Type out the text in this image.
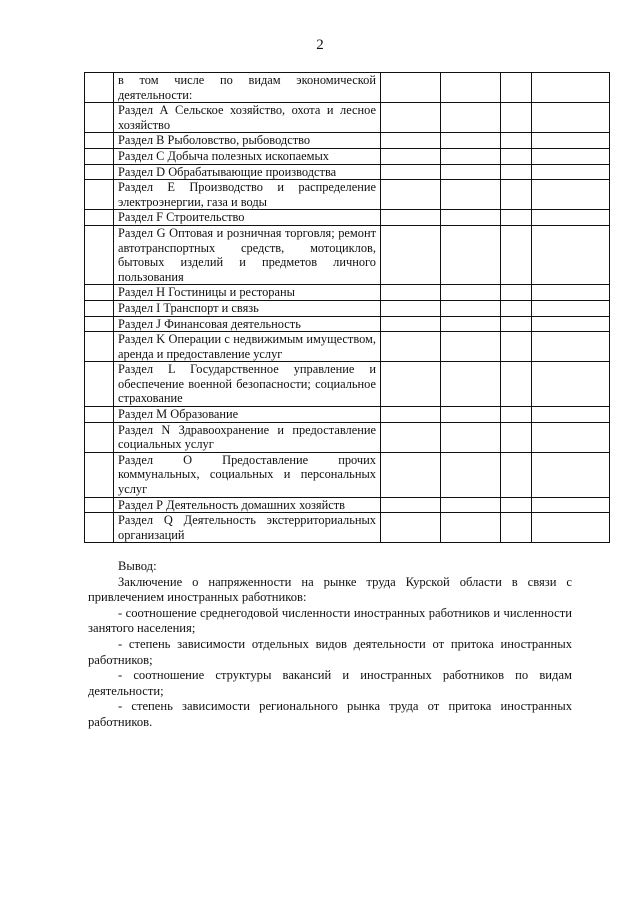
2
	в том числе по видам экономической деятельности:				
	Раздел А Сельское хозяйство, охота и лесное хозяйство				
	Раздел В Рыболовство, рыбоводство				
	Раздел С Добыча полезных ископаемых				
	Раздел D Обрабатывающие производства				
	Раздел Е Производство и распределение электроэнергии, газа и воды				
	Раздел F Строительство				
	Раздел G Оптовая и розничная торговля; ремонт автотранспортных средств, мотоциклов, бытовых изделий и предметов личного пользования				
	Раздел Н Гостиницы и рестораны				
	Раздел I Транспорт и связь				
	Раздел J Финансовая деятельность				
	Раздел K Операции с недвижимым имуществом, аренда и предоставление услуг				
	Раздел L Государственное управление и обеспечение военной безопасности; социальное страхование				
	Раздел М Образование				
	Раздел N Здравоохранение и предоставление социальных услуг				
	Раздел О Предоставление прочих коммунальных, социальных и персональных услуг				
	Раздел Р Деятельность домашних хозяйств				
	Раздел Q Деятельность экстерриториальных организаций				

Вывод:

Заключение о напряженности на рынке труда Курской области в связи с привлечением иностранных работников:

- соотношение среднегодовой численности иностранных работников и численности занятого населения;

- степень зависимости отдельных видов деятельности от притока иностранных работников;

- соотношение структуры вакансий и иностранных работников по видам деятельности;

- степень зависимости регионального рынка труда от притока иностранных работников.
----------------------------------------
**Task directions**
Write out the data precisely as given, excluding the pictures.

**Result of the task**
Type out the text in this image.
2
	в том числе по видам экономической деятельности:				
	Раздел А Сельское хозяйство, охота и лесное хозяйство				
	Раздел В Рыболовство, рыбоводство				
	Раздел С Добыча полезных ископаемых				
	Раздел D Обрабатывающие производства				
	Раздел Е Производство и распределение электроэнергии, газа и воды				
	Раздел F Строительство				
	Раздел G Оптовая и розничная торговля; ремонт автотранспортных средств, мотоциклов, бытовых изделий и предметов личного пользования				
	Раздел Н Гостиницы и рестораны				
	Раздел I Транспорт и связь				
	Раздел J Финансовая деятельность				
	Раздел K Операции с недвижимым имуществом, аренда и предоставление услуг				
	Раздел L Государственное управление и обеспечение военной безопасности; социальное страхование				
	Раздел М Образование				
	Раздел N Здравоохранение и предоставление социальных услуг				
	Раздел О Предоставление прочих коммунальных, социальных и персональных услуг				
	Раздел Р Деятельность домашних хозяйств				
	Раздел Q Деятельность экстерриториальных организаций				

Вывод:

Заключение о напряженности на рынке труда Курской области в связи с привлечением иностранных работников:

- соотношение среднегодовой численности иностранных работников и численности занятого населения;

- степень зависимости отдельных видов деятельности от притока иностранных работников;

- соотношение структуры вакансий и иностранных работников по видам деятельности;

- степень зависимости регионального рынка труда от притока иностранных работников.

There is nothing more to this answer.